| JOB A |
Print these entries verbatim, starting at the line containing "445, 388, 463]" and ending at the line containing "445, 203, 463]", with both of those lines included.

| SOURCE PASSAGE |
○ ○ ○
To make changes to your subscription:
http://www.postgresql.org/mailpref/pgsql-hackers

#14Claudio Freire
klaussfreire@gmail.com
In reply to: Claudio Freire (#8)
Re: [WIP] [B-Tree] Keep indexes sorted by heap physical location

On Thu, Aug 18, 2016 at 6:26 PM, Claudio Freire <klaussfreire@gmail.com> wrote:

On Thu, Aug 18, 2016 at 6:15 PM, Peter Geoghegan <pg@heroku.com> wrote:

On Thu, Aug 18, 2016 at 1:41 PM, Claudio Freire <klaussfreire@gmail.com> wrote:

In fact, that's why non-leaf index tuples need a different format,
because while leaf index tuples contain the heap pointer already,
non-leaf ones contain only the downlink, not the pointer into the
heap. To be able to do comparisons and pick the right downlink, the
original heap pointer in the leaf index tuple is copied into the
downlink index tuple when splitting pages into an additional
IndexTupleData header that is prepended only to non-leaf index tuples.

I think that this is a bad idea. We need to implement suffix
truncation of internal page index tuples at some point, to make them
contain less information from the original leaf page index tuple.
That's an important optimization, because it increases fan-in. This
seems like a move in the opposite direction.

I see that. I could try to measure average depth to measure the impact
this had on fan-in.

While it should cut it in half for narrow indexes, half of very high
is still high. Wide indexes, which are are the ones that would suffer
from poor fan-in, would feel this far less, since the overhead is
constant.

Even if it does have an impact, I don't see an alternative, without
also implementing suffix truncation. Perhaps I could try to avoid
adding the leaf tid header if it isn't necessary, though I would have
to use up the last available flag bit in t_info for that.

So, I did some tests.

TL;DR version is, as expected, there is a big impact on narrow
indexes, but I don't believe it's something to be worried about.

**Begin LONG version** (skip to end long version if not interested)

Regardless of the fanout (or fanin, if you look at it that way), what
matters is tree depth, so I used pageinspect to check how depth of
indexes changed after patching.

This is all on pristine recently built indexes. I will try to measure
the same on bloated indexes later on, but the tests are painfully
slow.

I used the following query to inspect all user indexes, since
pageinspect failed to work for toast indexes for some reason (it
probably needed qualified relnames or something like that). Anyway
user indexes should be enough.

select level, count(*), pg_size_pretty(max(relpages) * 8192.0) as biggest
from pg_class, bt_metap(relname)
where relkind = 'i' and relnamespace = 2200 and relam = 403
group by level
order by level desc;

I tested it on both patched and unpached versions of both my test
database (roughly 23GB), pgbench scale 1000 (15GB) and pgbench scale
10000 (146GB).

I believe pgbench is a worst case example, because it only has very
narrow PK indexes, which are the ones that will suffer the most from
this patch.

The numbers:

mat, patched

level;count;biggest
3;18;"1369 MB"
○ ○ ○
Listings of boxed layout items
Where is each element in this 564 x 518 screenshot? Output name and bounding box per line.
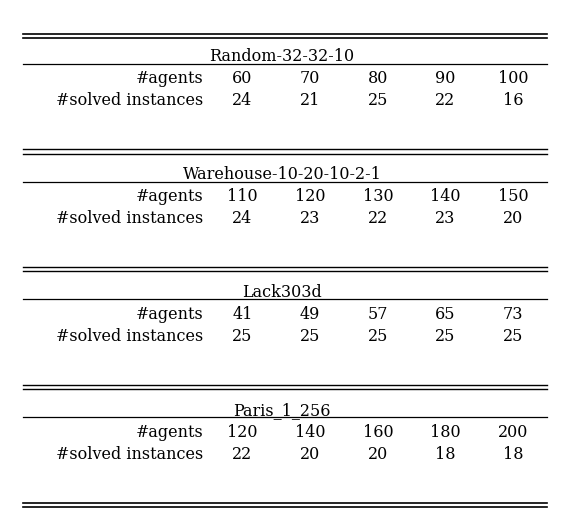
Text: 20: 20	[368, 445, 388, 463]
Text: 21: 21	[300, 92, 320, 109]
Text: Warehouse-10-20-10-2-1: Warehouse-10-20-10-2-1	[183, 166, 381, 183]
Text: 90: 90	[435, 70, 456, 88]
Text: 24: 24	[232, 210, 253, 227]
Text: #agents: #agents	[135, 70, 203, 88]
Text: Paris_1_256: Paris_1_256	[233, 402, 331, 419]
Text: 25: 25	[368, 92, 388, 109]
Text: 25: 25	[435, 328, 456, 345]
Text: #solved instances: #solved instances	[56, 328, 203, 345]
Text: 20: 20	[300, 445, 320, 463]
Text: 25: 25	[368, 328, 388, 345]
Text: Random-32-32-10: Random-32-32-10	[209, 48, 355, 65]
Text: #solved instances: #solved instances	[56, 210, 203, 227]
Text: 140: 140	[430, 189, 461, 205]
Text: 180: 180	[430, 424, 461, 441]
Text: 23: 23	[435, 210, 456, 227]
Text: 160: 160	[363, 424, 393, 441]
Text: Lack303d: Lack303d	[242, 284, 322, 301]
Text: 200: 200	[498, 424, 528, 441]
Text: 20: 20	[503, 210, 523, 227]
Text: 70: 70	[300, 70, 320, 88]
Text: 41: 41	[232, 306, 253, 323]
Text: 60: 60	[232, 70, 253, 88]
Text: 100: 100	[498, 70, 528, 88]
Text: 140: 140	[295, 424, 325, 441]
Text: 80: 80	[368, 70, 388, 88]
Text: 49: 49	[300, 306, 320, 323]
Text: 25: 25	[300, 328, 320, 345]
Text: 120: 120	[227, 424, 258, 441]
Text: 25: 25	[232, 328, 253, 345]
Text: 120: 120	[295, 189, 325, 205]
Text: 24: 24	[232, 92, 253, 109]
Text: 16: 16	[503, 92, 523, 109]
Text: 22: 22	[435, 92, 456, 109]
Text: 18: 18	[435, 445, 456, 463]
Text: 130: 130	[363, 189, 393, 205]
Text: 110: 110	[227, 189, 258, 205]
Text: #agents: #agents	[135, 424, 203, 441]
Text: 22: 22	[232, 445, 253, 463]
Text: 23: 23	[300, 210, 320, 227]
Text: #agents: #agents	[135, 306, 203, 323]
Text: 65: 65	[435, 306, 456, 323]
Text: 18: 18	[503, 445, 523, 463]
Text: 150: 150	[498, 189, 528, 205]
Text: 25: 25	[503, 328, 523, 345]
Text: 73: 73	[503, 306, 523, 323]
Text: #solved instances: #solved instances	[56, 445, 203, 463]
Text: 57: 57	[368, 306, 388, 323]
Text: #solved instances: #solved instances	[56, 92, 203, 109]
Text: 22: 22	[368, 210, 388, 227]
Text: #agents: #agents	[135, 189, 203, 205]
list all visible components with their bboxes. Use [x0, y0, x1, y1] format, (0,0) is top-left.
○ ○ ○
| JOB B |
From the B-tree index discussion, output the passage starting at "I used the following" and ending at "10000 (146GB).", word for word.

| WRITTEN REPLY A |
Text: 20: 20	[368, 445, 388, 463]
Text: 21: 21	[300, 92, 320, 109]
Text: Warehouse-10-20-10-2-1: Warehouse-10-20-10-2-1	[183, 166, 381, 183]
Text: 90: 90	[435, 70, 456, 88]
Text: 24: 24	[232, 210, 253, 227]
Text: #agents: #agents	[135, 70, 203, 88]
Text: Paris_1_256: Paris_1_256	[233, 402, 331, 419]
Text: 25: 25	[368, 92, 388, 109]
Text: 25: 25	[435, 328, 456, 345]
Text: #solved instances: #solved instances	[56, 328, 203, 345]
Text: 20: 20	[300, 445, 320, 463]
Text: 25: 25	[368, 328, 388, 345]
Text: Random-32-32-10: Random-32-32-10	[209, 48, 355, 65]
Text: #solved instances: #solved instances	[56, 210, 203, 227]
Text: 140: 140	[430, 189, 461, 205]
Text: 180: 180	[430, 424, 461, 441]
Text: 23: 23	[435, 210, 456, 227]
Text: 160: 160	[363, 424, 393, 441]
Text: Lack303d: Lack303d	[242, 284, 322, 301]
Text: 200: 200	[498, 424, 528, 441]
Text: 20: 20	[503, 210, 523, 227]
Text: 70: 70	[300, 70, 320, 88]
Text: 41: 41	[232, 306, 253, 323]
Text: 60: 60	[232, 70, 253, 88]
Text: 100: 100	[498, 70, 528, 88]
Text: 140: 140	[295, 424, 325, 441]
Text: 80: 80	[368, 70, 388, 88]
Text: 49: 49	[300, 306, 320, 323]
Text: 25: 25	[300, 328, 320, 345]
Text: 120: 120	[227, 424, 258, 441]
Text: 25: 25	[232, 328, 253, 345]
Text: 120: 120	[295, 189, 325, 205]
Text: 24: 24	[232, 92, 253, 109]
Text: 16: 16	[503, 92, 523, 109]
Text: 22: 22	[435, 92, 456, 109]
Text: 18: 18	[435, 445, 456, 463]
Text: 130: 130	[363, 189, 393, 205]
Text: 110: 110	[227, 189, 258, 205]
Text: #agents: #agents	[135, 424, 203, 441]
Text: 22: 22	[232, 445, 253, 463]
Text: 23: 23	[300, 210, 320, 227]
Text: #agents: #agents	[135, 306, 203, 323]
Text: 65: 65	[435, 306, 456, 323]
Text: 18: 18	[503, 445, 523, 463]
Text: 150: 150	[498, 189, 528, 205]
Text: 25: 25	[503, 328, 523, 345]
Text: 73: 73	[503, 306, 523, 323]
Text: #solved instances: #solved instances	[56, 445, 203, 463]

| WRITTEN REPLY B |
I used the following query to inspect all user indexes, since
pageinspect failed to work for toast indexes for some reason (it
probably needed qualified relnames or something like that). Anyway
user indexes should be enough.

select level, count(*), pg_size_pretty(max(relpages) * 8192.0) as biggest
from pg_class, bt_metap(relname)
where relkind = 'i' and relnamespace = 2200 and relam = 403
group by level
order by level desc;

I tested it on both patched and unpached versions of both my test
database (roughly 23GB), pgbench scale 1000 (15GB) and pgbench scale
10000 (146GB).